■ **Instructions to follow**
Isolate every line in the data with the string "Class" and copy it.
- - -
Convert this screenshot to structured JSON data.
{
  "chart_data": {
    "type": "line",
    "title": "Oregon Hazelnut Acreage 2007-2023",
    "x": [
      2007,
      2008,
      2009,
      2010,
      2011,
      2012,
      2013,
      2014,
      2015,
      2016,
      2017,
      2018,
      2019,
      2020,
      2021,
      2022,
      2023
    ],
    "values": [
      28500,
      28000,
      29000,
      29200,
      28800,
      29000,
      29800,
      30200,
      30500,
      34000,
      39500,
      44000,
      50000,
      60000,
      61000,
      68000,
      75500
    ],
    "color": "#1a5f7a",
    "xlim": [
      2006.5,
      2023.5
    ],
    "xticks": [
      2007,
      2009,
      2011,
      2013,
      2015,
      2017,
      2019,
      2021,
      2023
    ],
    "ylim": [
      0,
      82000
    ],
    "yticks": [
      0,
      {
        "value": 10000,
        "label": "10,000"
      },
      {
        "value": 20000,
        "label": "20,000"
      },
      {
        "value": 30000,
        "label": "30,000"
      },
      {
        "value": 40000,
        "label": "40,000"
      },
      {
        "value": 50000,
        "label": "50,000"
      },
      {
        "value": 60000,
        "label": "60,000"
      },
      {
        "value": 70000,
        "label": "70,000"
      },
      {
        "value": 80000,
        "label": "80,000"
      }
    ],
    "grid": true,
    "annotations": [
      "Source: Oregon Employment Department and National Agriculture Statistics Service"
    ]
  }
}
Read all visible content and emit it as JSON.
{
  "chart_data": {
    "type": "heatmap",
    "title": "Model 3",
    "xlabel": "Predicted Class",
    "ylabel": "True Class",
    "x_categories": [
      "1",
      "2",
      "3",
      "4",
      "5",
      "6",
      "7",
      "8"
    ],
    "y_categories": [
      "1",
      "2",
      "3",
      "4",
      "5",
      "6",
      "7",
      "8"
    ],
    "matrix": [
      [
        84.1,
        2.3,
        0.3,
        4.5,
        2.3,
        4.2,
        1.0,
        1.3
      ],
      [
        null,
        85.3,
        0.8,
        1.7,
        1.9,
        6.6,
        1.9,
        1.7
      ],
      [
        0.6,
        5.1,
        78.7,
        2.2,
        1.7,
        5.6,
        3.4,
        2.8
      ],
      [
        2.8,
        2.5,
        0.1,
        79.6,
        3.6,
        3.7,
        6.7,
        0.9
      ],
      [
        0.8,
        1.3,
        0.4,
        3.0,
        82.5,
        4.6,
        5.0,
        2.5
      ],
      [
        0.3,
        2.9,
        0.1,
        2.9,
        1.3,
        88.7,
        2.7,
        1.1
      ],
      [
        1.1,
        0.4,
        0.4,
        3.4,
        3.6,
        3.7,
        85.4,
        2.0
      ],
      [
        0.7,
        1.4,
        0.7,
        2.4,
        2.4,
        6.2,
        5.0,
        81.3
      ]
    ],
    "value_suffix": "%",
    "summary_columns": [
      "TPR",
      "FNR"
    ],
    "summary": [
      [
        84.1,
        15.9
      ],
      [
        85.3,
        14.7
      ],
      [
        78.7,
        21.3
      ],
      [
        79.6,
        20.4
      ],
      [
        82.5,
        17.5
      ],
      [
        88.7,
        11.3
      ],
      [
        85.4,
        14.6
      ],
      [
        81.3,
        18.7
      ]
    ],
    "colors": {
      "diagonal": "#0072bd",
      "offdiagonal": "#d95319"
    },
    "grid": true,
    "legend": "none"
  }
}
- - -
■ **Answer to this task**
    "xlabel": "Predicted Class",
    "ylabel": "True Class",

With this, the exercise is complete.